Exercise brief:
Pull every line with the word "Kinase" out of the entries below.

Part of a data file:
════════════════

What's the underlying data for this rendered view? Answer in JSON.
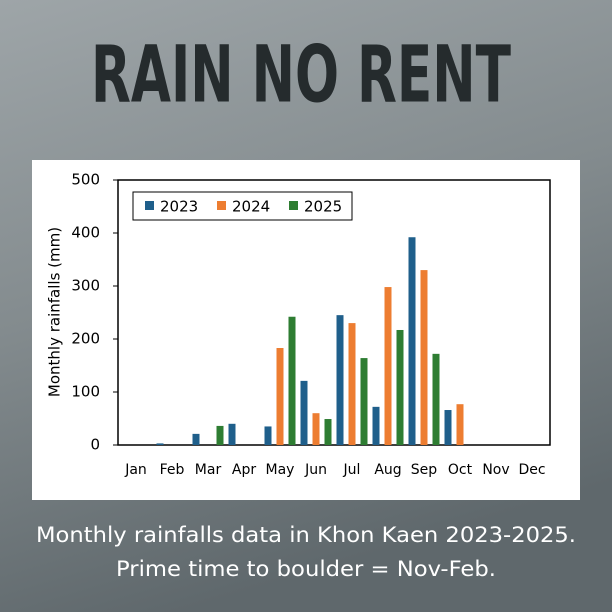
{
  "title": "RAIN NO RENT",
  "chart_data": {
    "type": "bar",
    "ylabel": "Monthly rainfalls (mm)",
    "categories": [
      "Jan",
      "Feb",
      "Mar",
      "Apr",
      "May",
      "Jun",
      "Jul",
      "Aug",
      "Sep",
      "Oct",
      "Nov",
      "Dec"
    ],
    "series": [
      {
        "name": "2023",
        "color": "#1f5f8b",
        "values": [
          null,
          3,
          21,
          40,
          35,
          121,
          245,
          72,
          392,
          66,
          null,
          null
        ]
      },
      {
        "name": "2024",
        "color": "#ed7d31",
        "values": [
          null,
          null,
          null,
          null,
          183,
          60,
          230,
          298,
          330,
          77,
          null,
          null
        ]
      },
      {
        "name": "2025",
        "color": "#2e7d32",
        "values": [
          null,
          null,
          36,
          null,
          242,
          49,
          164,
          217,
          172,
          null,
          null,
          null
        ]
      }
    ],
    "ylim": [
      0,
      500
    ],
    "yticks": [
      0,
      100,
      200,
      300,
      400,
      500
    ],
    "grid": false,
    "legend": "upper-left"
  },
  "caption": [
    "Monthly rainfalls data in Khon Kaen 2023-2025.",
    "Prime time to boulder = Nov-Feb."
  ]
}
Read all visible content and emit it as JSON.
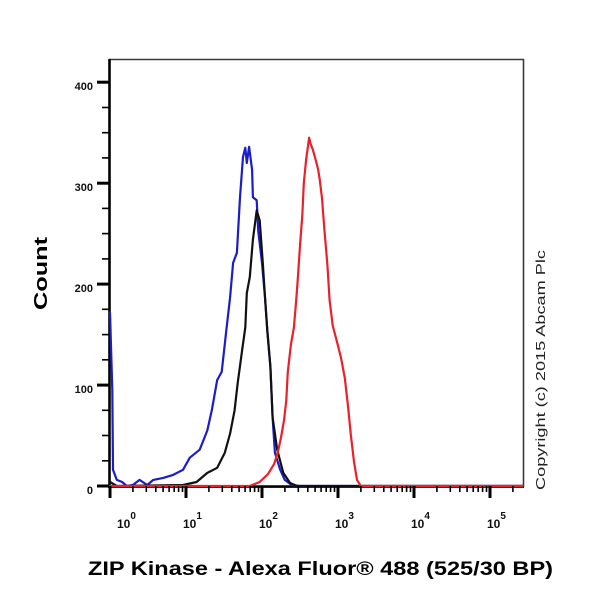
{
  "figure": {
    "y_axis_title": "Count",
    "x_axis_title": "ZIP Kinase - Alexa Fluor® 488 (525/30 BP)",
    "copyright": "Copyright (c) 2015 Abcam Plc"
  },
  "colors": {
    "blue_series": "#1c1cc8",
    "black_series": "#111111",
    "red_series": "#e8212b",
    "axis": "#000000",
    "frame": "#3a3a3a",
    "background": "#ffffff"
  },
  "axes": {
    "y": {
      "minor_step": 25,
      "ticks": [
        {
          "value": 0,
          "label": "0"
        },
        {
          "value": 100,
          "label": "100"
        },
        {
          "value": 200,
          "label": "200"
        },
        {
          "value": 300,
          "label": "300"
        },
        {
          "value": 400,
          "label": "400"
        }
      ]
    },
    "x": {
      "ticks": [
        {
          "log10": 0,
          "base": "10",
          "sup": "0"
        },
        {
          "log10": 1,
          "base": "10",
          "sup": "1"
        },
        {
          "log10": 2,
          "base": "10",
          "sup": "2"
        },
        {
          "log10": 3,
          "base": "10",
          "sup": "3"
        },
        {
          "log10": 4,
          "base": "10",
          "sup": "4"
        },
        {
          "log10": 5,
          "base": "10",
          "sup": "5"
        }
      ]
    }
  },
  "chart_data": {
    "type": "line",
    "subtype": "flow cytometry histogram overlay",
    "title": "",
    "xlabel": "ZIP Kinase - Alexa Fluor® 488 (525/30 BP)",
    "ylabel": "Count",
    "x_scale": "log10",
    "xlim_log10": [
      0,
      5.434
    ],
    "ylim": [
      0,
      423
    ],
    "x_tick_labels": [
      "10^0",
      "10^1",
      "10^2",
      "10^3",
      "10^4",
      "10^5"
    ],
    "y_tick_labels": [
      "0",
      "100",
      "200",
      "300",
      "400"
    ],
    "grid": false,
    "legend": null,
    "annotations": [
      "Copyright (c) 2015 Abcam Plc"
    ],
    "series": [
      {
        "name": "blue",
        "color": "#1c1cc8",
        "peak_log10": 1.83,
        "peak_count": 336,
        "x_log10": [
          0.0,
          0.03,
          0.04,
          0.09,
          0.16,
          0.22,
          0.3,
          0.39,
          0.49,
          0.57,
          0.7,
          0.83,
          0.96,
          1.05,
          1.18,
          1.28,
          1.34,
          1.41,
          1.47,
          1.53,
          1.58,
          1.62,
          1.67,
          1.71,
          1.75,
          1.78,
          1.8,
          1.83,
          1.87,
          1.88,
          1.93,
          1.95,
          2.0,
          2.04,
          2.07,
          2.11,
          2.14,
          2.17,
          2.24,
          2.3,
          2.39,
          2.5,
          5.43
        ],
        "counts": [
          172,
          95,
          16,
          6,
          4,
          0,
          1,
          6,
          1,
          6,
          8,
          11,
          16,
          28,
          36,
          55,
          75,
          105,
          113,
          154,
          187,
          221,
          231,
          286,
          326,
          335,
          320,
          336,
          313,
          286,
          283,
          253,
          221,
          187,
          154,
          118,
          68,
          33,
          16,
          6,
          1,
          0,
          0
        ]
      },
      {
        "name": "black",
        "color": "#111111",
        "peak_log10": 1.93,
        "peak_count": 273,
        "x_log10": [
          0.0,
          0.09,
          0.96,
          1.14,
          1.28,
          1.41,
          1.51,
          1.58,
          1.64,
          1.68,
          1.74,
          1.78,
          1.8,
          1.84,
          1.88,
          1.93,
          1.97,
          2.01,
          2.04,
          2.07,
          2.11,
          2.14,
          2.2,
          2.28,
          2.37,
          2.46,
          5.43
        ],
        "counts": [
          4,
          0,
          1,
          4,
          13,
          18,
          33,
          52,
          75,
          102,
          135,
          157,
          191,
          207,
          244,
          273,
          263,
          221,
          187,
          154,
          118,
          68,
          36,
          13,
          3,
          0,
          0
        ]
      },
      {
        "name": "red",
        "color": "#e8212b",
        "peak_log10": 2.62,
        "peak_count": 345,
        "x_log10": [
          0.0,
          1.84,
          1.97,
          2.08,
          2.16,
          2.21,
          2.25,
          2.29,
          2.32,
          2.34,
          2.38,
          2.42,
          2.45,
          2.47,
          2.5,
          2.53,
          2.55,
          2.58,
          2.61,
          2.62,
          2.64,
          2.67,
          2.71,
          2.74,
          2.76,
          2.79,
          2.82,
          2.86,
          2.89,
          2.93,
          2.99,
          3.04,
          3.09,
          3.13,
          3.17,
          3.21,
          3.25,
          3.3,
          5.43
        ],
        "counts": [
          0,
          0,
          4,
          12,
          22,
          34,
          48,
          65,
          85,
          113,
          140,
          157,
          184,
          204,
          238,
          268,
          300,
          323,
          340,
          345,
          339,
          333,
          322,
          313,
          303,
          285,
          255,
          219,
          184,
          159,
          142,
          127,
          107,
          80,
          50,
          24,
          6,
          0,
          0
        ]
      }
    ]
  }
}
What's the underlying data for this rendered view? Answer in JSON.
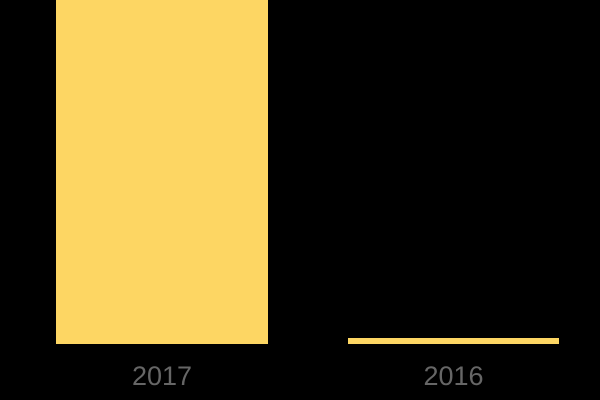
{
  "chart_data": {
    "type": "bar",
    "title": "",
    "xlabel": "",
    "ylabel": "",
    "categories": [
      "2017",
      "2016"
    ],
    "values": [
      344,
      6
    ],
    "values_note": "no numeric axis shown; values are bar heights in pixels (2017 bar reaches top edge of image, ratio ~57:1)",
    "ylim": [
      0,
      344
    ],
    "grid": false,
    "legend": false,
    "colors": {
      "bar": "#FDD663",
      "background": "#000000",
      "label": "#666666"
    }
  }
}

════════════════

Task output:
    "x_axis_title": "ZIP Kinase - Alexa Fluor® 488 (525/30 BP)",
    "xlabel": "ZIP Kinase - Alexa Fluor® 488 (525/30 BP)",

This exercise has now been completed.